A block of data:
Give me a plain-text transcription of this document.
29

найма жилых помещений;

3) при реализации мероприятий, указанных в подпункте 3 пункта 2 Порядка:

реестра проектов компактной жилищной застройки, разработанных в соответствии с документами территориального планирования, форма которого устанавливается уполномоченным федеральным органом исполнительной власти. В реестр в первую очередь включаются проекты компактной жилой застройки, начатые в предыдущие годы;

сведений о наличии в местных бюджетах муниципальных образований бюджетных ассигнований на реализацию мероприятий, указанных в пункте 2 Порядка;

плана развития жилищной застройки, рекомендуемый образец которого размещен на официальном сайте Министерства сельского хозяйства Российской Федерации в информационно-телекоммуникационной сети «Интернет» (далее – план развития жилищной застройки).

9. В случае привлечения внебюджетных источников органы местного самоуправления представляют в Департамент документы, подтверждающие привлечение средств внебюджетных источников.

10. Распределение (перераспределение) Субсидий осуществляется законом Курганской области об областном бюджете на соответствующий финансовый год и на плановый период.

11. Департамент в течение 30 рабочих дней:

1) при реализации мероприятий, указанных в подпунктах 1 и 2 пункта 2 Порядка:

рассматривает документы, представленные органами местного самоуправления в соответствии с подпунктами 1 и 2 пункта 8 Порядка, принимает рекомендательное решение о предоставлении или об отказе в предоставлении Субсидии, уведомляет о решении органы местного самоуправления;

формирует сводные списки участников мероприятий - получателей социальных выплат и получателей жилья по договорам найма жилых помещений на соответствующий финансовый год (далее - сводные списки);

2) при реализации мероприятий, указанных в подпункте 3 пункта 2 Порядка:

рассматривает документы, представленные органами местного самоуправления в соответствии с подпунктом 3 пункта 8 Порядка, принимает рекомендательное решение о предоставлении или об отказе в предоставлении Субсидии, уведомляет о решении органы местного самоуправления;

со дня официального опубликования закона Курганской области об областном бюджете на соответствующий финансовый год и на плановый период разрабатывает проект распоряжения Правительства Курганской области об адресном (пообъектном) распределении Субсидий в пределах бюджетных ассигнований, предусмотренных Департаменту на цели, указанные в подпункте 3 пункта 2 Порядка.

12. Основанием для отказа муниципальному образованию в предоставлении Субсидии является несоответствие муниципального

---

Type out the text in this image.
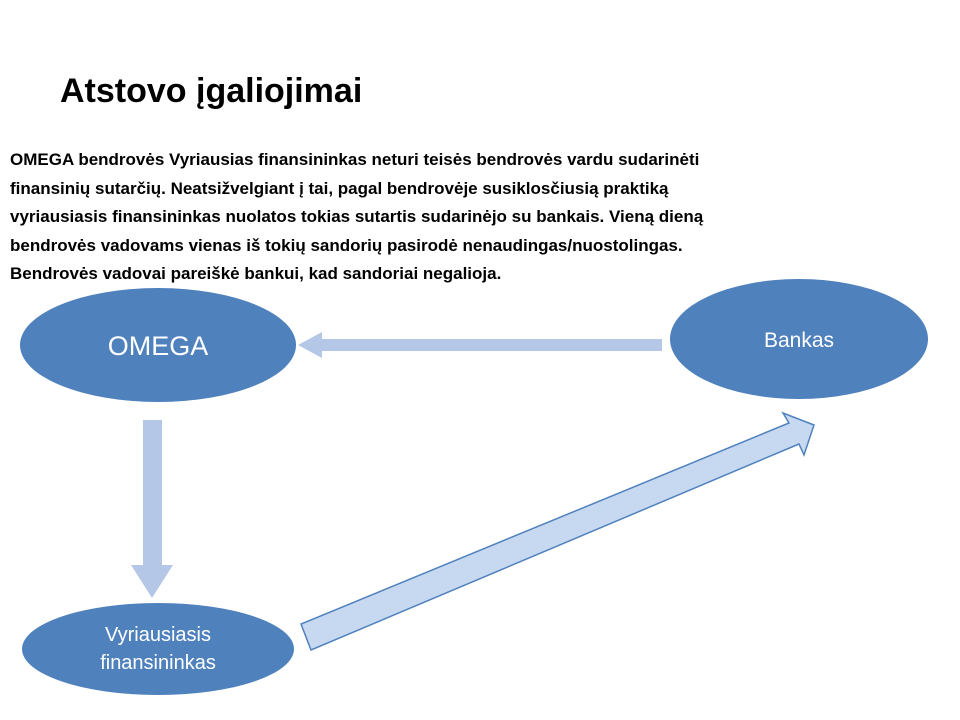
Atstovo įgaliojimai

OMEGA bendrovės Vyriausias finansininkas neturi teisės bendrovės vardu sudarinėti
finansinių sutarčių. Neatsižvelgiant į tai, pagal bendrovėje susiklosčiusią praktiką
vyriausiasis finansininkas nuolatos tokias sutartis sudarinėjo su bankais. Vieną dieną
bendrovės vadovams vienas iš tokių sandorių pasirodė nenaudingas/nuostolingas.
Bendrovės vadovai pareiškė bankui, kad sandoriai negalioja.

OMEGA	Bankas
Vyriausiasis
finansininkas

...

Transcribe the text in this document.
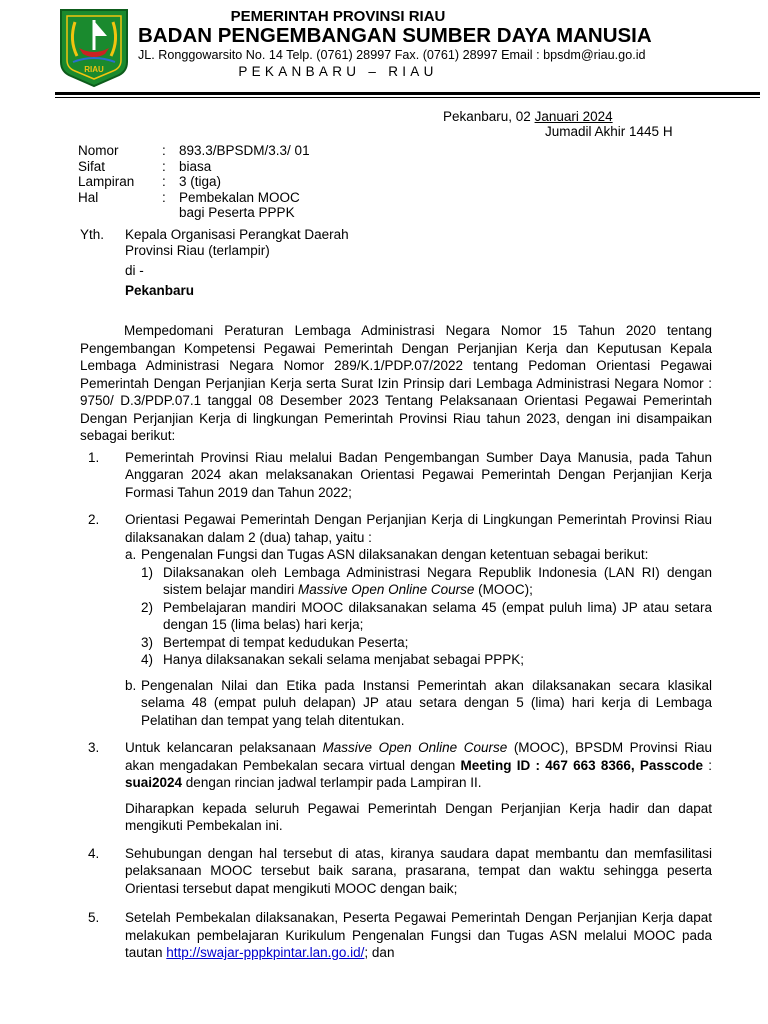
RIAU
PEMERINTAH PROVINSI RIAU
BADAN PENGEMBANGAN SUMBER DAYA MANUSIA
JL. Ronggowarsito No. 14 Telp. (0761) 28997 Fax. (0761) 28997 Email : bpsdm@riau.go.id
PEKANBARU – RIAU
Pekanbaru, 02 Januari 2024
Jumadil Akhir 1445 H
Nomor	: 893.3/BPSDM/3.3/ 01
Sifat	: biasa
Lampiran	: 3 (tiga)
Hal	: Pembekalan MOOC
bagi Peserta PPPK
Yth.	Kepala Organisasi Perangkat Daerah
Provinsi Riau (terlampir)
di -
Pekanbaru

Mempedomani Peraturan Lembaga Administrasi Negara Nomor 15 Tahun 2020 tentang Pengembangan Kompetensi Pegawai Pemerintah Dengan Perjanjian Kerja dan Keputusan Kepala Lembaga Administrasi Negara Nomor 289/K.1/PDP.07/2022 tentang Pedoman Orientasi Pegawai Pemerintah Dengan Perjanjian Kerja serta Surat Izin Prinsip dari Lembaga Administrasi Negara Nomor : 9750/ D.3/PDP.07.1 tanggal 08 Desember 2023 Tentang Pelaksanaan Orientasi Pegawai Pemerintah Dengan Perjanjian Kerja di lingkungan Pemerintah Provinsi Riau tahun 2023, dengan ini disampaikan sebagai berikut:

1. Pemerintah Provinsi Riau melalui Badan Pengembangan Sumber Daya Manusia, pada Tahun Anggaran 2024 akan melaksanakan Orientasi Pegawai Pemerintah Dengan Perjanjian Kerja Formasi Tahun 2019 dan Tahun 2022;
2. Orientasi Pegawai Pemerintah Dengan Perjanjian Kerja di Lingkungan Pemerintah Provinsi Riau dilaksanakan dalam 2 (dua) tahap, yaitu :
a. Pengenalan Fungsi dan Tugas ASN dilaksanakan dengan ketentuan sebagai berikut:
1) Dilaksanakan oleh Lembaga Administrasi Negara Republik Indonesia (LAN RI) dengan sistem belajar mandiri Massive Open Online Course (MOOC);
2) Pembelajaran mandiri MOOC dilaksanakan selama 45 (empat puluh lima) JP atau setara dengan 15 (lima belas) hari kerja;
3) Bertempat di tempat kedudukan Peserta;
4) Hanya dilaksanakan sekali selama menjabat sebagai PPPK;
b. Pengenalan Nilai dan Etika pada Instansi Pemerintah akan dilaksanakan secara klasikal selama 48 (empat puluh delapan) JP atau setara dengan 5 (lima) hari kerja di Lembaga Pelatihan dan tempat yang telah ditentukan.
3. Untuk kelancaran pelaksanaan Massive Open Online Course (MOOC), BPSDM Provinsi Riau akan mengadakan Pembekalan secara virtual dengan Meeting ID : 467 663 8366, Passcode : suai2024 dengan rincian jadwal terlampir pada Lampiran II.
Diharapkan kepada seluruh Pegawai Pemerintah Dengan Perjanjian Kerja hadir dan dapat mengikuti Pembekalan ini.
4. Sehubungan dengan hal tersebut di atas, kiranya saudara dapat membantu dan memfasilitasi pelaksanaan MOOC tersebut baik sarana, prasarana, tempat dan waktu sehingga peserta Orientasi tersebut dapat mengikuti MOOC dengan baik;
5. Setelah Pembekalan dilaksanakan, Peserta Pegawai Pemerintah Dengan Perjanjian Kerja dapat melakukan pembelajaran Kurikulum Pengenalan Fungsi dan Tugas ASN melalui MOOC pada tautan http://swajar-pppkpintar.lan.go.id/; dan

**Task details**
Please list every line of the records that contains "помещений".

**Final result**
найма жилых помещений;
формирует сводные списки участников мероприятий - получателей социальных выплат и получателей жилья по договорам найма жилых помещений на соответствующий финансовый год (далее - сводные списки);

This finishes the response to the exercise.